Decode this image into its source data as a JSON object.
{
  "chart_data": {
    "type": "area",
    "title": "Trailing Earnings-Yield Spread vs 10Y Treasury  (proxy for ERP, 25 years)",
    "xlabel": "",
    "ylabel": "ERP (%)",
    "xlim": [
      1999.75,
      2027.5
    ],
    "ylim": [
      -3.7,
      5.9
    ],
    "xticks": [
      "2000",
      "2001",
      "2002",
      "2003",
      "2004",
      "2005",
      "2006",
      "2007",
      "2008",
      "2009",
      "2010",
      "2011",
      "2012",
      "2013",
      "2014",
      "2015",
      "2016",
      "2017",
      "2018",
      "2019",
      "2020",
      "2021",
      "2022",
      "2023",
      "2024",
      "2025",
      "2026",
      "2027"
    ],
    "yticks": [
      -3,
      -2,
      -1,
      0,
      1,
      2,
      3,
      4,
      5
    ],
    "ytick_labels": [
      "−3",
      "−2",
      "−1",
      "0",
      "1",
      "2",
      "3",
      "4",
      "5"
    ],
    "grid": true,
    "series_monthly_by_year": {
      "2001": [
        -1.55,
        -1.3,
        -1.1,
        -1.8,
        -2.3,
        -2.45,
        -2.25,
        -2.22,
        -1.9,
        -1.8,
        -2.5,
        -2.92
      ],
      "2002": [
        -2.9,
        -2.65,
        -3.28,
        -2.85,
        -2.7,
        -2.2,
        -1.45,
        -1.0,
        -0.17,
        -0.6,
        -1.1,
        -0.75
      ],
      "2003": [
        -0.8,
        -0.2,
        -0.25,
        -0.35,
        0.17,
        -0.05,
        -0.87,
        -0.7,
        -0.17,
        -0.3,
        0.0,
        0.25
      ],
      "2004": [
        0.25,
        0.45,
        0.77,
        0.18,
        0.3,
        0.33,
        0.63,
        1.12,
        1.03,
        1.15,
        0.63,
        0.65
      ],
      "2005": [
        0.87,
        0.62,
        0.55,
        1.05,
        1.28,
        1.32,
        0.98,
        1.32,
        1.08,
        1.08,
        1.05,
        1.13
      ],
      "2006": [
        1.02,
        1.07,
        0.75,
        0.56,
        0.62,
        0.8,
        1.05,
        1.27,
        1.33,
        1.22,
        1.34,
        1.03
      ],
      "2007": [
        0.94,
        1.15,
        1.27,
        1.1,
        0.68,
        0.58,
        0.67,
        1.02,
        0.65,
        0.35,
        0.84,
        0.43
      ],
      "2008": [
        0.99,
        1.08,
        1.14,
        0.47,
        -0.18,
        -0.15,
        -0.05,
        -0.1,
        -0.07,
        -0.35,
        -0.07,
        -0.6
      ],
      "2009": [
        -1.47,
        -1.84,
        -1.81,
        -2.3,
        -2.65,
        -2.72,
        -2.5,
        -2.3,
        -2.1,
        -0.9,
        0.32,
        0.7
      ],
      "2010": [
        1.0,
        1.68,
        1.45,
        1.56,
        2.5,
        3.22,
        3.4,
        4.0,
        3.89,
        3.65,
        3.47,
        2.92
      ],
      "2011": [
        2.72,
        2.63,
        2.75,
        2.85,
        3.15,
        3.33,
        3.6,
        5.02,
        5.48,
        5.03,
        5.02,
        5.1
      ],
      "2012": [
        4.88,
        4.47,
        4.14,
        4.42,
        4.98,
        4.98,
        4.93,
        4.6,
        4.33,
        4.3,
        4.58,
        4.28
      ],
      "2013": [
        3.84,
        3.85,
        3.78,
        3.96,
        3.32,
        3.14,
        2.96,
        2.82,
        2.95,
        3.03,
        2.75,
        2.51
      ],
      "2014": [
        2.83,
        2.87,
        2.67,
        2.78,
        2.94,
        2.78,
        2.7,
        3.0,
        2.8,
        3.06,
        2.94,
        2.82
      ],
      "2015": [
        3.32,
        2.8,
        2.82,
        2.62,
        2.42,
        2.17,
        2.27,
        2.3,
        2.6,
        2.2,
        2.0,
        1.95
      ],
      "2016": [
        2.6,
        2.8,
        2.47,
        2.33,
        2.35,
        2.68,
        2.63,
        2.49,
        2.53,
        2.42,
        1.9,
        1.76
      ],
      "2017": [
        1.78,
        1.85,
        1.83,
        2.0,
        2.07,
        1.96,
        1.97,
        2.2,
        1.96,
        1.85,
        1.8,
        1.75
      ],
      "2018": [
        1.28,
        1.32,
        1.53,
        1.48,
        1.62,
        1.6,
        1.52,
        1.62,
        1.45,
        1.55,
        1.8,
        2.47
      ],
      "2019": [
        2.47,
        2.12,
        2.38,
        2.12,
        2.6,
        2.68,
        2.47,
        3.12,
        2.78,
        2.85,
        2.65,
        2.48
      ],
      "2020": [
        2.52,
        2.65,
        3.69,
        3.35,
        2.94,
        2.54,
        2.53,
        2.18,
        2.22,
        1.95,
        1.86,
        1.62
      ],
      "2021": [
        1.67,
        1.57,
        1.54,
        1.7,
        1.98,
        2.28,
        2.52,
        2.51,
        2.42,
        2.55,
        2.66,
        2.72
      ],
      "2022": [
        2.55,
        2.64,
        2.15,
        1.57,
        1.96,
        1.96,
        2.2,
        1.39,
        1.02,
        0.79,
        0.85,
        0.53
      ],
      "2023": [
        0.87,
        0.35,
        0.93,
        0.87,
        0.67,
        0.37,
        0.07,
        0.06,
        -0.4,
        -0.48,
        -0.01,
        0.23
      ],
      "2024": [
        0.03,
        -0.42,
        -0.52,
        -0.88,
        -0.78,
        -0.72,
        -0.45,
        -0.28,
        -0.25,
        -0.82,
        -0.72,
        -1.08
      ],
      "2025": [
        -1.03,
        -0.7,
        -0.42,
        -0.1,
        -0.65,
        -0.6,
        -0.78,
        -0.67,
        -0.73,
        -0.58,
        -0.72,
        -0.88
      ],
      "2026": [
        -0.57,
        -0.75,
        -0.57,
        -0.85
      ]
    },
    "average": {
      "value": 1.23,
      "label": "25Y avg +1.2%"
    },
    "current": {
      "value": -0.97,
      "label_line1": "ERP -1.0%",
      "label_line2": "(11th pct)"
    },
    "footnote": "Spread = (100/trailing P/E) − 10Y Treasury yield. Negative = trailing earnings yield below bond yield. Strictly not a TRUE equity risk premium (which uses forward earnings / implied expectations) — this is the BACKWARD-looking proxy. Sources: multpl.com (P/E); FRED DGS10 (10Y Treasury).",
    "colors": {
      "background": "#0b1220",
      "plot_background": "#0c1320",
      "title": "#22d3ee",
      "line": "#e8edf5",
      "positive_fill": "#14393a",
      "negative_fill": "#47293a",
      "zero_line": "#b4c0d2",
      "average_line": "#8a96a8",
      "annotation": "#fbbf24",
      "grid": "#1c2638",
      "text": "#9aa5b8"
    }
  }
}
============================================================
- **STATED PROBLEM**: Look through the material above and pick out each line holding the word "Treasury".

- **FULL SOLUTION**:
    "title": "Trailing Earnings-Yield Spread vs 10Y Treasury  (proxy for ERP, 25 years)",
    "footnote": "Spread = (100/trailing P/E) − 10Y Treasury yield. Negative = trailing earnings yield below bond yield. Strictly not a TRUE equity risk premium (which uses forward earnings / implied expectations) — this is the BACKWARD-looking proxy. Sources: multpl.com (P/E); FRED DGS10 (10Y Treasury).",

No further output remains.